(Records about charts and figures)
========

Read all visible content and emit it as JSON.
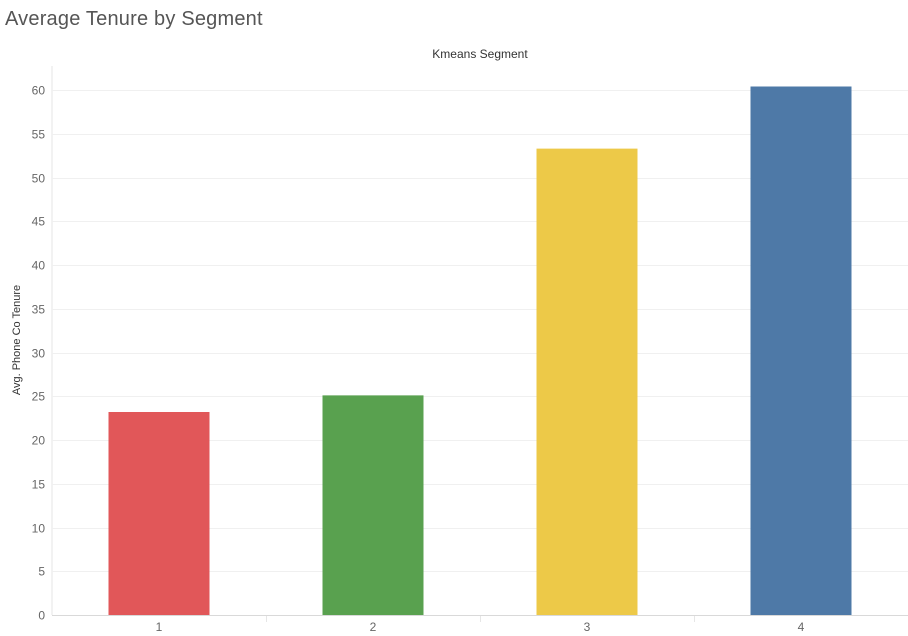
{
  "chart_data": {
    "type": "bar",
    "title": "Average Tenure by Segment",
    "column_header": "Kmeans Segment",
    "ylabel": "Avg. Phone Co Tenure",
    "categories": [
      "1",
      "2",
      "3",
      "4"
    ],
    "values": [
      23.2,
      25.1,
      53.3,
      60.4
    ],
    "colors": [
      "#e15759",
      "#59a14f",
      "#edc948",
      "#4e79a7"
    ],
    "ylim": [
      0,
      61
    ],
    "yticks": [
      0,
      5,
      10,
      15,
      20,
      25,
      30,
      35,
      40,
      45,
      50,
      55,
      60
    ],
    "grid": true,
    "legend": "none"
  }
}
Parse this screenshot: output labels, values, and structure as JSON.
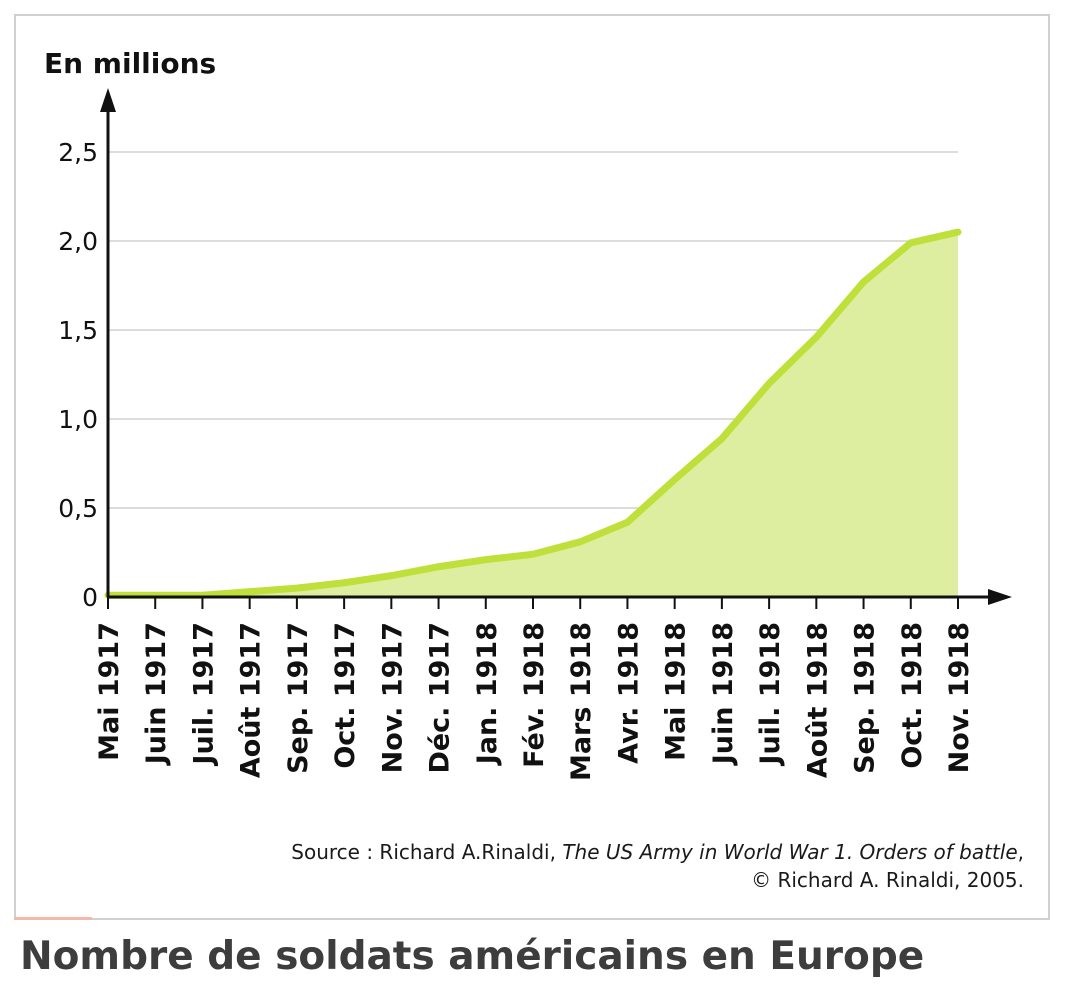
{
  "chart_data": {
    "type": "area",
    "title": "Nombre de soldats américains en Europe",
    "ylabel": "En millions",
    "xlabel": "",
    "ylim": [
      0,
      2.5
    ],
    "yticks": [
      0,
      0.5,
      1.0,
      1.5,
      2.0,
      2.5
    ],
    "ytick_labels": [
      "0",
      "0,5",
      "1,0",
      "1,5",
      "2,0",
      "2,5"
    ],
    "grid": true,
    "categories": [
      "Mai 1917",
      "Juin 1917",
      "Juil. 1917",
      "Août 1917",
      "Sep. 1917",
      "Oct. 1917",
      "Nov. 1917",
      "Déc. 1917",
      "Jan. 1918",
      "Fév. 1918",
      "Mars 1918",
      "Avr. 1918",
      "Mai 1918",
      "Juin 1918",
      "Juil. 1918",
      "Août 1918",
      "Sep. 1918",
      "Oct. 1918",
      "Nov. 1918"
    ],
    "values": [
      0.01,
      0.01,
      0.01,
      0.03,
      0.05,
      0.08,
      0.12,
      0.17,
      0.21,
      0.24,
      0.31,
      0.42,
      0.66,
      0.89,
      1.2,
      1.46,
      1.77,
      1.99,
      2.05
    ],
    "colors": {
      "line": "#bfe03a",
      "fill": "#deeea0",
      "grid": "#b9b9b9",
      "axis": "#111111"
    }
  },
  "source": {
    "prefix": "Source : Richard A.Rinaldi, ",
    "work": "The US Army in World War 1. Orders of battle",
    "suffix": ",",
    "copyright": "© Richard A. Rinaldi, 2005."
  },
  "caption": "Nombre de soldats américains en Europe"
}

========

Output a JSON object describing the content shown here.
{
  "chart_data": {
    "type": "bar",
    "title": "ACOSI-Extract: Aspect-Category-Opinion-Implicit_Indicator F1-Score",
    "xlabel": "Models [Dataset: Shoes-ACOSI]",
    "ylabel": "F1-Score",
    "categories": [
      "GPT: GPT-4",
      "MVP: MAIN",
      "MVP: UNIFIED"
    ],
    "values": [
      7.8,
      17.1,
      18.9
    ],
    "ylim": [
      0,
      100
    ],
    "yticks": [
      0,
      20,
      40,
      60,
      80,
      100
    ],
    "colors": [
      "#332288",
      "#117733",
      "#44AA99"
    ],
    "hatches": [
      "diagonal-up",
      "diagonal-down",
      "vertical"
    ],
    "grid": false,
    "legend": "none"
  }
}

========

Requirements
Each line with the string "ACOSI" in it needs to be found and copied.

The response
    "title": "ACOSI-Extract: Aspect-Category-Opinion-Implicit_Indicator F1-Score",
    "xlabel": "Models [Dataset: Shoes-ACOSI]",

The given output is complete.